Mary Karr lunches with Studs Terkel
Mary Karr reads on Tuesday, April 5 at the Art Institute of Chicago's Rubloff Auditorium. She took a few minutes to talk about what she's reading, what she's read, and who she'd quote:
What line or poem do you find yourself sharing again and again?
Too many to count. My message to young writers always comes from Beckett: "Fail better."
On your bookshelf but unread:
New book on Stalin (Bloodlands), rereading John Gardner's On Moral Fiction.
Can you remember the first poem you read and really liked?
Winnie the Pooh, "Wherever I go there's always Pooh..." and cummings "[in Just-]." Memorized "The Love Song of J. Alfred Prufrock" at age 12, but it's faded and tattered as an old flag.

- Data shown -
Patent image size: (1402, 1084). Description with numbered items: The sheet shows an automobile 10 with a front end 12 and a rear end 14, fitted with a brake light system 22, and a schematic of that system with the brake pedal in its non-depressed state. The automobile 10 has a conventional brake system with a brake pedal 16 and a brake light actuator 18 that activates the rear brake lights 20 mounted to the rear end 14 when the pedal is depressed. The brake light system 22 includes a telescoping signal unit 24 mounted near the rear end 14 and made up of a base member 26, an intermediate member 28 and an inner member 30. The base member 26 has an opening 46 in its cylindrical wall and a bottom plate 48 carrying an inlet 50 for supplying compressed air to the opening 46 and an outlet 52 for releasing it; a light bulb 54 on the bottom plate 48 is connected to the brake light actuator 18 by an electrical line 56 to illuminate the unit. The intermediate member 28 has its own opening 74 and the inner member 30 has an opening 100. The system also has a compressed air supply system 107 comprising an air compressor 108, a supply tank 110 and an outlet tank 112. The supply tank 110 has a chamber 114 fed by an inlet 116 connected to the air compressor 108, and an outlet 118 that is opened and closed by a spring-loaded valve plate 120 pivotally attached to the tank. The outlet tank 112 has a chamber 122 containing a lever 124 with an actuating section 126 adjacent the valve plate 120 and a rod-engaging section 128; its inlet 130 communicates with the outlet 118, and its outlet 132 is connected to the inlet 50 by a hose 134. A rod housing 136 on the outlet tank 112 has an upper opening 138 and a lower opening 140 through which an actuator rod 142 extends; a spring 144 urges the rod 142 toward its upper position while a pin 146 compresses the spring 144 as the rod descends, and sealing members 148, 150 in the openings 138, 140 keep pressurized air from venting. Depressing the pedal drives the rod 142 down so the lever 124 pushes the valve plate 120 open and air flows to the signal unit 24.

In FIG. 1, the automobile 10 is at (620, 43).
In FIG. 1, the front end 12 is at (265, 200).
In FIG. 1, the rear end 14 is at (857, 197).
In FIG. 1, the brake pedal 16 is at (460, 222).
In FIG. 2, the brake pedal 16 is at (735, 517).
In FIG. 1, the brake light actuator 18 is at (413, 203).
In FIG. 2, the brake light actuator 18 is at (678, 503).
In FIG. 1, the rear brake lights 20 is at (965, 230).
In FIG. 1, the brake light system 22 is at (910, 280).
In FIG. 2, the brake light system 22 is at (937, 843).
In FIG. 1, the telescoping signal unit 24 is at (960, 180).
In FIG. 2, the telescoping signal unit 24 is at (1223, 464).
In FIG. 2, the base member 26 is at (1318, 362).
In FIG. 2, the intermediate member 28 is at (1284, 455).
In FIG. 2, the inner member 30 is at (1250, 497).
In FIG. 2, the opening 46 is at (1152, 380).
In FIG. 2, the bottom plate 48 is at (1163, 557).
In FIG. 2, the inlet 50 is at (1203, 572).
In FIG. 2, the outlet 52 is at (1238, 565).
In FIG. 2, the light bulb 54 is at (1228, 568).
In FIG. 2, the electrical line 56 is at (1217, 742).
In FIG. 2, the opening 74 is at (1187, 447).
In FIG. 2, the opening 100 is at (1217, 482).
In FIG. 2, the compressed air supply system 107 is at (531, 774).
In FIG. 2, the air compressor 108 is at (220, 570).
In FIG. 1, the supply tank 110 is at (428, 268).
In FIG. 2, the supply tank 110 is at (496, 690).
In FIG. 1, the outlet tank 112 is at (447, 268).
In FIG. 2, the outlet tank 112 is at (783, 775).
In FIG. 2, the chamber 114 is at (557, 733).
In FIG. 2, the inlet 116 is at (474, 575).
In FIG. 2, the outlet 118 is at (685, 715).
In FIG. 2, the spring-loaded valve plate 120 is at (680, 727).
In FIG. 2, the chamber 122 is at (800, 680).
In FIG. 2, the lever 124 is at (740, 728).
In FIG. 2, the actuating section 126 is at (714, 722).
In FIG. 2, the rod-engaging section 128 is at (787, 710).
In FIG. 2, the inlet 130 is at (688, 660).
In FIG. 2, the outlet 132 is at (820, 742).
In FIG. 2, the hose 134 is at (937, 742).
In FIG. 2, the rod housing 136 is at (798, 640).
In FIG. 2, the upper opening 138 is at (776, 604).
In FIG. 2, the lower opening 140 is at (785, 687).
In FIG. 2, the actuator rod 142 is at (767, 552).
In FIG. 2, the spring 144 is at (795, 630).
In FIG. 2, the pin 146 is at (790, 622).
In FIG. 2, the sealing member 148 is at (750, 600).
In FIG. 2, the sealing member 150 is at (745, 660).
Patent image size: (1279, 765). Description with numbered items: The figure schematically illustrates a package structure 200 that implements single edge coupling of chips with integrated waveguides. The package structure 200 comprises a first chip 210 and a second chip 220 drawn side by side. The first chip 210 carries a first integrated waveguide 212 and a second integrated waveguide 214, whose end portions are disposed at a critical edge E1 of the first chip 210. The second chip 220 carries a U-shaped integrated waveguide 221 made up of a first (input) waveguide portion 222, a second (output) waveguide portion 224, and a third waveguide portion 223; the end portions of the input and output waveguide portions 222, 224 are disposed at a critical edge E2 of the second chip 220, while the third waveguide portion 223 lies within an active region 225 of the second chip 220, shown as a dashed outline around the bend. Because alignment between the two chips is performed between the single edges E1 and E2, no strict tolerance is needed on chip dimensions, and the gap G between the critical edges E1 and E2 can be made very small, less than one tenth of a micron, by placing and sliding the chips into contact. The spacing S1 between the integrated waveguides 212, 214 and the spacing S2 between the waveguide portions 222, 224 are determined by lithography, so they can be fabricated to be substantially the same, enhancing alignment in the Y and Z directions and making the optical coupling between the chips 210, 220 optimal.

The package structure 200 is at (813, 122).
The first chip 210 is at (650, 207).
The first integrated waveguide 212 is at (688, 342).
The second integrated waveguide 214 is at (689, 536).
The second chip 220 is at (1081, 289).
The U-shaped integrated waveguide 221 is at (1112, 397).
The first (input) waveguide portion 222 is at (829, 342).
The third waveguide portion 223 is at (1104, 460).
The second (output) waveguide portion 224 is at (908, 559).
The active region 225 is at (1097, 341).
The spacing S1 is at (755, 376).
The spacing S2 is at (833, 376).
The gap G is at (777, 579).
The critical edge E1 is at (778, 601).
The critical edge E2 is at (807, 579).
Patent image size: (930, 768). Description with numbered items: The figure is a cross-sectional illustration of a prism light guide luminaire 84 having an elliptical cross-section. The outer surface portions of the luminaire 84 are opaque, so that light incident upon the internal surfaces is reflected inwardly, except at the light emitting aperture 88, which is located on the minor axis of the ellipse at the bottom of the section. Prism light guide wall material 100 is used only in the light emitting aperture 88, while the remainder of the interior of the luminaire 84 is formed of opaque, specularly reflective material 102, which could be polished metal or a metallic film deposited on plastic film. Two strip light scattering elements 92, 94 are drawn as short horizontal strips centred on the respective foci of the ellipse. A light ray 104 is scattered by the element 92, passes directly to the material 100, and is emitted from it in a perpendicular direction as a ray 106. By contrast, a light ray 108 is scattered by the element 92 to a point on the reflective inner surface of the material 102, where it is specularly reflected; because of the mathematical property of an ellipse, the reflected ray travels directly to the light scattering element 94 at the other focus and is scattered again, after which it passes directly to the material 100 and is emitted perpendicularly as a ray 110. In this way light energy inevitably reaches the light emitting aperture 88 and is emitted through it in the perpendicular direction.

- Requirement 1 -
Write out the Mary Karr interview word for word, beginning at the words "Too many to" and stopping after "and really liked?".
- Requirement 2 -
Summarize the Mary Karr interview in two sentences.
- Requirement 3 -
Extend the Mary Karr interview from its final line onward.
The entries come from a separate source and have no connection to the Mary Karr interview.

- Task result 1 -
Too many to count. My message to young writers always comes from Beckett: "Fail better."
On your bookshelf but unread:
New book on Stalin (Bloodlands), rereading John Gardner's On Moral Fiction.
Can you remember the first poem you read and really liked?

- Task result 2 -
Mary Karr, who reads on Tuesday, April 5 at the Art Institute of Chicago's Rubloff Auditorium, talked about what she's reading, what she's read, and whom she'd quote. She passes Beckett's "Fail better" to young writers, has a new book on Stalin on her shelf while rereading John Gardner's On Moral Fiction, and recalls early favorites like Winnie the Pooh and cummings along with memorizing "The Love Song of J. Alfred Prufrock" at age 12.

- Task result 3 -
A cause you would attach your name to:
What cause would have me?
The picture that comes to mind when you hear the word “poetry”:
Zilch.
If forced to quote your own writing, what line or poem would you provide?
Oh God. I'd bob and weave like a boxer. Never happen.
Expression you greatly dislike:
Art for art's sake. It was necessary when Gautier said it and through about 1950, now it's an excuse for doily-making art that refuses to be necessary.
The longest amount of time you’ve gone without writing [creatively]?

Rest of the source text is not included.